:: Objective ::
Write out every entry precisely as given, leaving the pictures out.
* * *
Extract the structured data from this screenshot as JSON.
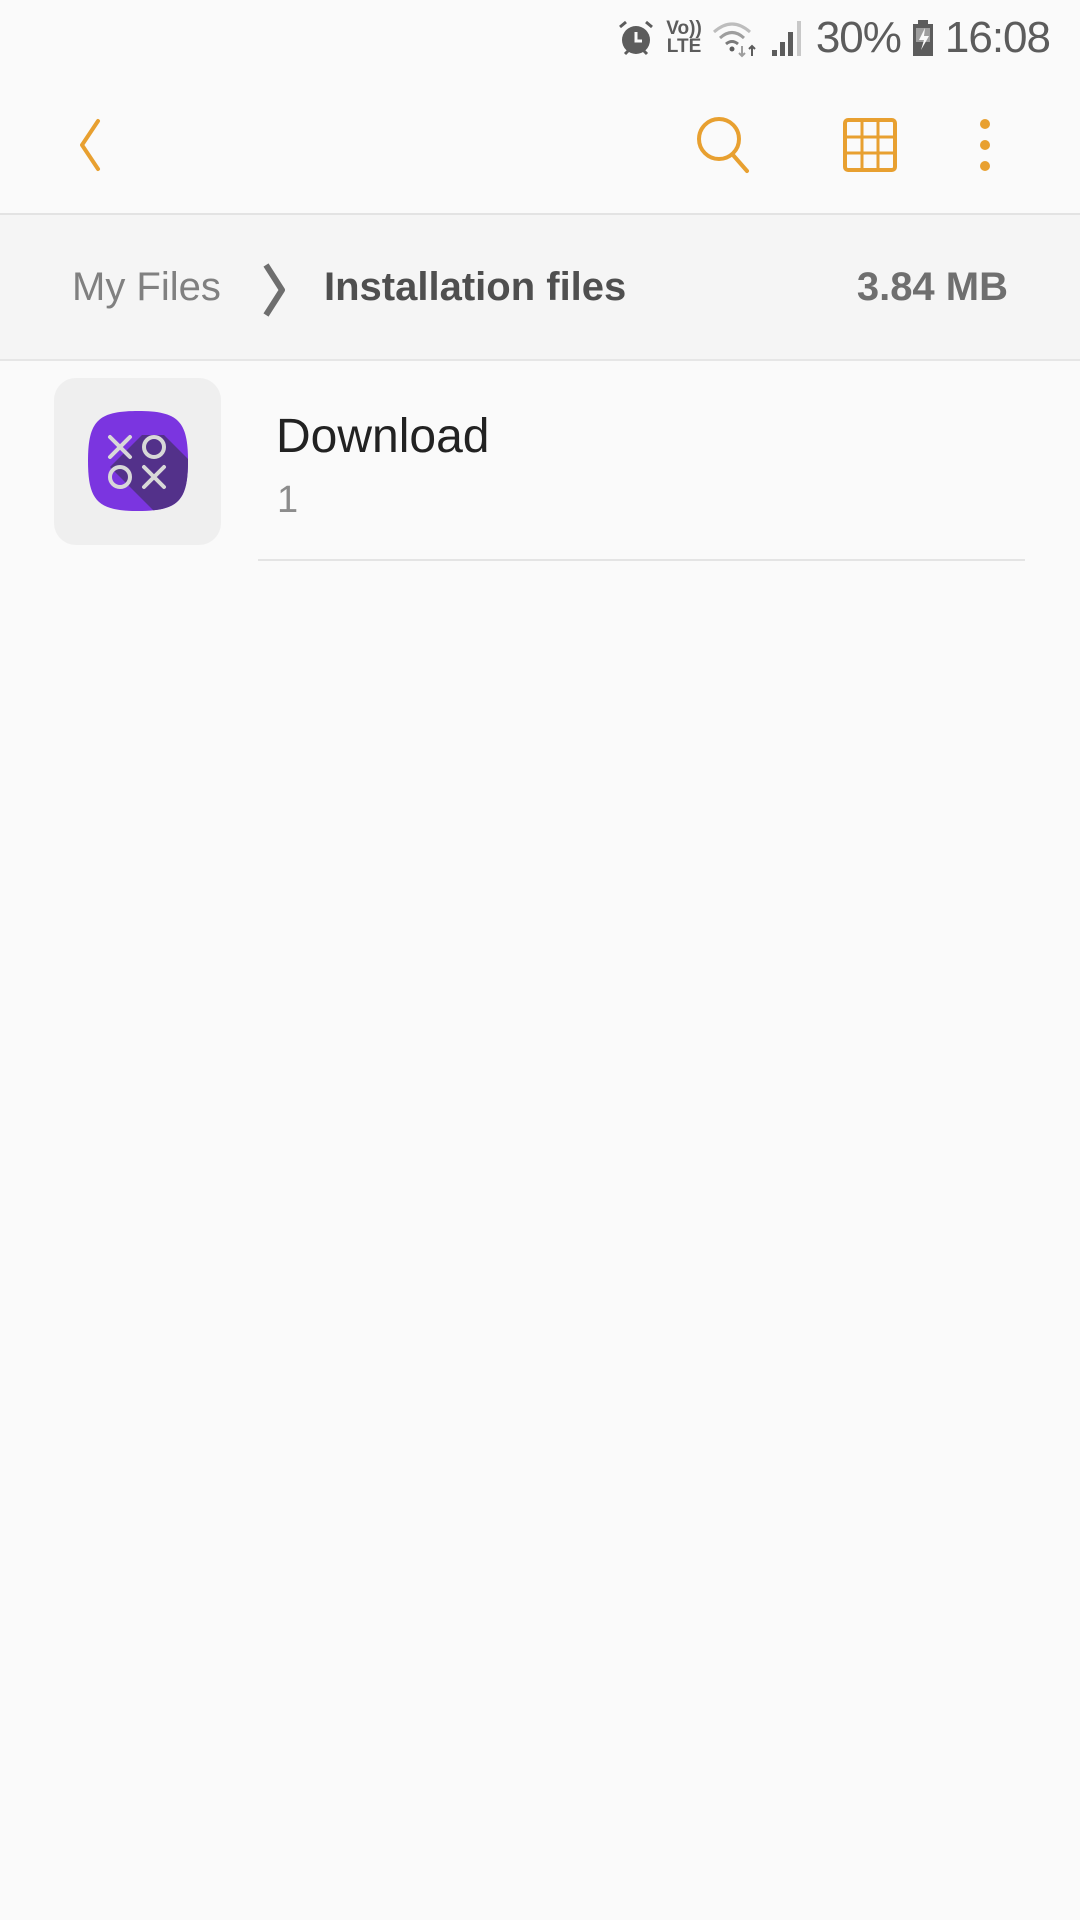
{
  "status_bar": {
    "alarm_icon": "alarm-icon",
    "volte_top": "Vo))",
    "volte_bottom": "LTE",
    "wifi_icon": "wifi-icon",
    "signal_icon": "signal-icon",
    "battery_percent": "30%",
    "battery_icon": "battery-charging-icon",
    "time": "16:08"
  },
  "app_bar": {
    "back_icon": "back-arrow-icon",
    "search_icon": "search-icon",
    "grid_icon": "grid-view-icon",
    "more_icon": "more-vert-icon",
    "accent_color": "#e8a030"
  },
  "breadcrumb": {
    "root": "My Files",
    "current": "Installation files",
    "size": "3.84 MB"
  },
  "items": [
    {
      "name": "Download",
      "count": "1",
      "icon": "tic-tac-toe-app-icon",
      "icon_color": "#7b35e0"
    }
  ]
}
* * *
:: Right answer ::
Extract the structured data from this screenshot as JSON.
{
  "status_bar": {
    "alarm_icon": "alarm-icon",
    "volte_top": "Vo))",
    "volte_bottom": "LTE",
    "wifi_icon": "wifi-icon",
    "signal_icon": "signal-icon",
    "battery_percent": "30%",
    "battery_icon": "battery-charging-icon",
    "time": "16:08"
  },
  "app_bar": {
    "back_icon": "back-arrow-icon",
    "search_icon": "search-icon",
    "grid_icon": "grid-view-icon",
    "more_icon": "more-vert-icon",
    "accent_color": "#e8a030"
  },
  "breadcrumb": {
    "root": "My Files",
    "current": "Installation files",
    "size": "3.84 MB"
  },
  "items": [
    {
      "name": "Download",
      "count": "1",
      "icon": "tic-tac-toe-app-icon",
      "icon_color": "#7b35e0"
    }
  ]
}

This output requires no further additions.